> **GIVEN PROBLEM**
Below are some records. Copy every line in them that holds "untuk".

> **DATA FOR PROCESSING**
···

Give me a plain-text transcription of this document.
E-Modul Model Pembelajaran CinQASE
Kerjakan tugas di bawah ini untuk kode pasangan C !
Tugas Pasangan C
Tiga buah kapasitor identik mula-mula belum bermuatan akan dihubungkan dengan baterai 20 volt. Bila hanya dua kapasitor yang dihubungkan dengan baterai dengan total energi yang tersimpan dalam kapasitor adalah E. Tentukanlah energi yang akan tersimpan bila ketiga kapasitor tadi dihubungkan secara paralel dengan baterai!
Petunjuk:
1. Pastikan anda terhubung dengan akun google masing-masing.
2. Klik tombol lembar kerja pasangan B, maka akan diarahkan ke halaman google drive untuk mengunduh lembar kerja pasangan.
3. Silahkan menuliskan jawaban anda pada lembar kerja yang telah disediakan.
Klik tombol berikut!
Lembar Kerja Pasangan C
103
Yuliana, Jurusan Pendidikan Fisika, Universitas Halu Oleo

···

> **EXPECTED ANSWER**
Kerjakan tugas di bawah ini untuk kode pasangan C !
2. Klik tombol lembar kerja pasangan B, maka akan diarahkan ke halaman google drive untuk mengunduh lembar kerja pasangan.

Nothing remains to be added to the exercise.